§ WHAT THIS TASK INVOLVES: Using the listing below, select the lines with the word "name" and copy them.
◆ ◆ ◆
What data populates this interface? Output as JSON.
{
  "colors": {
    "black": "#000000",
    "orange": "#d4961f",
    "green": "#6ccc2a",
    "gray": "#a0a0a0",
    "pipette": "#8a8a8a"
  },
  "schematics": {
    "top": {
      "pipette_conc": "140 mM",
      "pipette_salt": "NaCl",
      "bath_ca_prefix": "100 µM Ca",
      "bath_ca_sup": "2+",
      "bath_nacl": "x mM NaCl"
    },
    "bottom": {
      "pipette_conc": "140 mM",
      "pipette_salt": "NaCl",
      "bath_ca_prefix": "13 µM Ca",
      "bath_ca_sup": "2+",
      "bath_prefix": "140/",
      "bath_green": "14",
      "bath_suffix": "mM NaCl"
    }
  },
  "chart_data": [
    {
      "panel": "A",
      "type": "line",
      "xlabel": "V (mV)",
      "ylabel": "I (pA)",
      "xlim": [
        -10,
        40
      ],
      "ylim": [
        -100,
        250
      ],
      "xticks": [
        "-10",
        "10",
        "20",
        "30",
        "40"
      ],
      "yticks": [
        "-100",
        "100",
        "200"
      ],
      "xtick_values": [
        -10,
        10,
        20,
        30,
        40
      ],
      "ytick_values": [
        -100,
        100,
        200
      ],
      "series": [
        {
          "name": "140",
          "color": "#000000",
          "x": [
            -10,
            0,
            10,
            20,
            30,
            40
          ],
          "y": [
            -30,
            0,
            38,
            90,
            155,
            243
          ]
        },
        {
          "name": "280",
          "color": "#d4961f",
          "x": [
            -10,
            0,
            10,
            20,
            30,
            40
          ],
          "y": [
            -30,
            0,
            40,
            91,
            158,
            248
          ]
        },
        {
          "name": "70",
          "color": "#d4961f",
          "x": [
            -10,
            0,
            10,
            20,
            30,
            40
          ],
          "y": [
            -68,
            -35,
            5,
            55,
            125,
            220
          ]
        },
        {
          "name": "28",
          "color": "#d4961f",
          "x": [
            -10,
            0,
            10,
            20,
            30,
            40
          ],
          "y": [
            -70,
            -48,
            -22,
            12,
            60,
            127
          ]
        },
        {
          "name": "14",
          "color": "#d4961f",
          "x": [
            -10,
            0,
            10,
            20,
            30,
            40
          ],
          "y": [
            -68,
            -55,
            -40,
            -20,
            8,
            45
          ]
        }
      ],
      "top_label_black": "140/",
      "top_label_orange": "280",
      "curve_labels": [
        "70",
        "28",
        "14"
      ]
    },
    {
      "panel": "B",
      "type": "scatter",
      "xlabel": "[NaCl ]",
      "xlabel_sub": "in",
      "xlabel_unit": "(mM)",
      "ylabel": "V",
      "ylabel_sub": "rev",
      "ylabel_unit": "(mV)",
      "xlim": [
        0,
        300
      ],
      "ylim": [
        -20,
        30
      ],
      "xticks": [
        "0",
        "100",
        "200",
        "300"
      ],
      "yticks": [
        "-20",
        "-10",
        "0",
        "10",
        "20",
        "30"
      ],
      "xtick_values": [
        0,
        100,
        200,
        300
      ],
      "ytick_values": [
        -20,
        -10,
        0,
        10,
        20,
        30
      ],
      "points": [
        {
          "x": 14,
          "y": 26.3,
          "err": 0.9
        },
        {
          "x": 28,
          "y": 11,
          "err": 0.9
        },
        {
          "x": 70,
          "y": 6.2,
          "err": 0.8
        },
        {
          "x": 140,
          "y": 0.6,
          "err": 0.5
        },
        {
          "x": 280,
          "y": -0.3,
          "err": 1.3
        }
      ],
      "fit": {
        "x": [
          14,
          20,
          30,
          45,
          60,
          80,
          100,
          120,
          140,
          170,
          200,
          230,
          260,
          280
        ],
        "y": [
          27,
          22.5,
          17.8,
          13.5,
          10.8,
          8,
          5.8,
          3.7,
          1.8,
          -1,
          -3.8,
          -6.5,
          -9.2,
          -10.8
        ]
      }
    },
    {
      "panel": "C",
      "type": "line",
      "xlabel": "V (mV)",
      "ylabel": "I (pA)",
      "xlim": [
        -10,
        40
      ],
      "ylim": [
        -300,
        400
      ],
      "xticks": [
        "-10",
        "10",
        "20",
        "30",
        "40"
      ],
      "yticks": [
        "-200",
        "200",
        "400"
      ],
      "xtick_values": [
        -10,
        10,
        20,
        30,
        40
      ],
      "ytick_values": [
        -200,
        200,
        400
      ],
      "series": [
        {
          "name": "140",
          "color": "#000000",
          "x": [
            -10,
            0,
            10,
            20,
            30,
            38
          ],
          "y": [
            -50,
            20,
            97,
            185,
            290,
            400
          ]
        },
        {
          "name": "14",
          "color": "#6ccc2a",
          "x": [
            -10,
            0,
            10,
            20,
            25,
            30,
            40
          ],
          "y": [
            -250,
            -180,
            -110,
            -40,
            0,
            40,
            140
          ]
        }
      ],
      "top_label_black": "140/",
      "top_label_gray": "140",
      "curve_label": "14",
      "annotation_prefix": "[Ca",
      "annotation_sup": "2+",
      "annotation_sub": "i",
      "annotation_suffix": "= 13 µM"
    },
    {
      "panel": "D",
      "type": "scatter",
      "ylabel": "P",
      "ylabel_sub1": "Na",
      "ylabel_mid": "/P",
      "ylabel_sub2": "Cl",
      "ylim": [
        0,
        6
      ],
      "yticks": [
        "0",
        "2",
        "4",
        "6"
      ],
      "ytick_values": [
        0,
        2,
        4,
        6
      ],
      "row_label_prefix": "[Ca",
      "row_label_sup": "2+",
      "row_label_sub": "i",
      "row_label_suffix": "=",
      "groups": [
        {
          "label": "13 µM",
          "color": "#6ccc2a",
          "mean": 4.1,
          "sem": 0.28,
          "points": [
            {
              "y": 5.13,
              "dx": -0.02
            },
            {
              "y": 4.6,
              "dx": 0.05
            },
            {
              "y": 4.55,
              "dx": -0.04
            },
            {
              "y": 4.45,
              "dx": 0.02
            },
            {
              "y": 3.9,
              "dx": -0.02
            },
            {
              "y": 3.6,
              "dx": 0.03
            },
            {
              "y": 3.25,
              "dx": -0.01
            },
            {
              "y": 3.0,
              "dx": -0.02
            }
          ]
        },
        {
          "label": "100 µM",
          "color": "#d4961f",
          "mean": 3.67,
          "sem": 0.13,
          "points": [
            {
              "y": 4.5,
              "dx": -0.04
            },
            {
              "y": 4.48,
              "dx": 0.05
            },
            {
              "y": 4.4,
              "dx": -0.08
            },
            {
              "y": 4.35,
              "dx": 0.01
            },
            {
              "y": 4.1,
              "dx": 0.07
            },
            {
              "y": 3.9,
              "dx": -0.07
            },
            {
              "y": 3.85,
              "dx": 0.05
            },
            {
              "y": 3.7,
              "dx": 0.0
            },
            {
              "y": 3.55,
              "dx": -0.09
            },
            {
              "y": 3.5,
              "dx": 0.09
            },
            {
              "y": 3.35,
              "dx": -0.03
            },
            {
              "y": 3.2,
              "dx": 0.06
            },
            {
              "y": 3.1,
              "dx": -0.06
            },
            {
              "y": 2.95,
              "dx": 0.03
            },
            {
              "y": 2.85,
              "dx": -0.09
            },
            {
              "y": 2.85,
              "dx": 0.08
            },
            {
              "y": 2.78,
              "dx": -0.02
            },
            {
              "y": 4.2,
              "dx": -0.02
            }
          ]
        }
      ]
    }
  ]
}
◆ ◆ ◆
§ CORRECT RESULT:
          "name": "140",
          "name": "280",
          "name": "70",
          "name": "28",
          "name": "14",
          "name": "140",
          "name": "14",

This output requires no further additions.